Metin:
▼▼▼

Türk Medeni Kanunumuzun 132. Maddesinin 1. Fıkrasına Göre: "Evlilik sona ermişse, kadın, evliliğin sona ermesinden başlayarak üçyüz gün geçmedikçe evlenemez."

Boşanma davası gerçekleştikten sonra kadının başka birisiyle evlenmek için beklemesi gereken bir müddet vardır, bu müddete iddet müddeti denilmektedir. Bu süre zarfında evlenebilmesi için iddet müddetinin kaldırılması için davası açması gerekmektedir. İddet müddeti, halk arasında boşanma sonrası bekleme süresi olarak ifade edilmektedir.


İddet müddeti, boşandıktan sonra kadının yeniden evlenmesine ilişkin olarak getirilmiş olan, kanundan kaynaklı bir kısıtlamadır ve boşanma sonrasında yalnızca kadın açısından söz konusu olmaktadır. Erkek ise boşandıktan sonra istediği zaman evlenebilmektedir. Kadına verilen bekleme süresi yalnızca bizim ülkemizde olan bir kısıtlama olmayıp birçok Avrupa ülkelerinde olan bir hukuki düzenlemedir.


İddet müddetinin amacı boşanan kadının olası bir hamileliğinde doğacak olan çocuğun soybağının belirlenmesidir. Dolayısıyla bekleme süresinin, esasında boşanma sonrasında doğacak olan çocuğun hukuki statüsünde yaşanması muhtemel karışıklığın önlenmesi ile çocuğun korunması amacını taşıdığını söylemek yanlış olmayacaktır.



İddet Müddeti Uygulamasına Niçin Gerek Duyulmaktadır?

▲▲▲

Görev:
İddet müddetini anlatan metni, son cümlesinden sonra devam ederek sürdürün.

Kaynaktan alıntı:
▼▼▼

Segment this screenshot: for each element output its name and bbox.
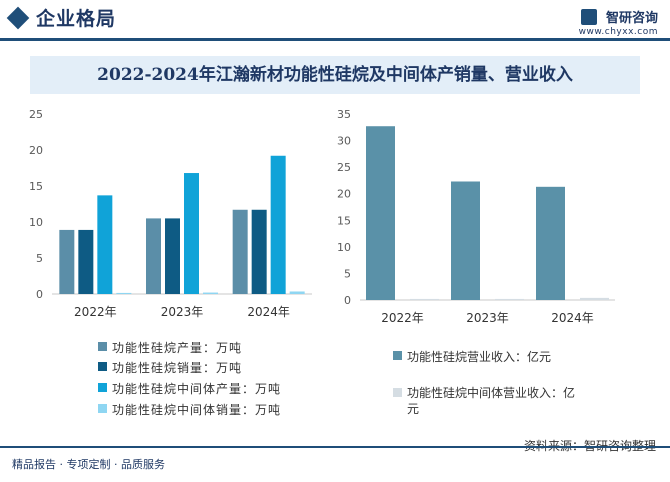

▲▲▲

Görevin sonucu:
İddet müddetinin varlık gerekçesi, evlilik birliği içerisinde kadının rahmine düşmüş olan çocuğun, kadının kendi eşi olacağı karinesinden ileri gelmektedir, burada nihai amaç: soybağının tespitidir. Çünkü kaynağını Roma hukukundan alan ve ülkemizin de dahil olduğu Kıta Avrupası hukuk sisteminde soybağına bağlanan çok çeşitli hukuki sonuçlar vardır. İddet müddeti uygulamasının yalnızca Türkiye'ye veya doğu medeniyetlerine özgü olduğu gibi hatalı bir çıkarım söz konusu olabilmektedir, ancak iddet müddeti batı toplumunda da uygulanmakta olan bir uygulamadır. Çünkü uygulamanın gerekçesi, soybağının tespiti ve küçüğün miras hukuku ve aile hukuku gibi alanlarda mağdur olmasının engellenmesidir.


Kadına özgü olan hamilelik durumu gerekçesiyle, yalnızca boşanan kadınlar için geçerli olan iddet müddeti uygulaması, boşanan erkekler için mevcut değildir. Boşanan bir erkeğin önceki evliliğinden hamile kalmış olması ve hatta herhangi bir şekilde hamile kalması mümkün olmadığından dolayı iddet süresine tabii olmasının bir mantığı yoktur. Dolayısıyla kanunda erkekler için böyle bir düzenleme de mevcut değildir.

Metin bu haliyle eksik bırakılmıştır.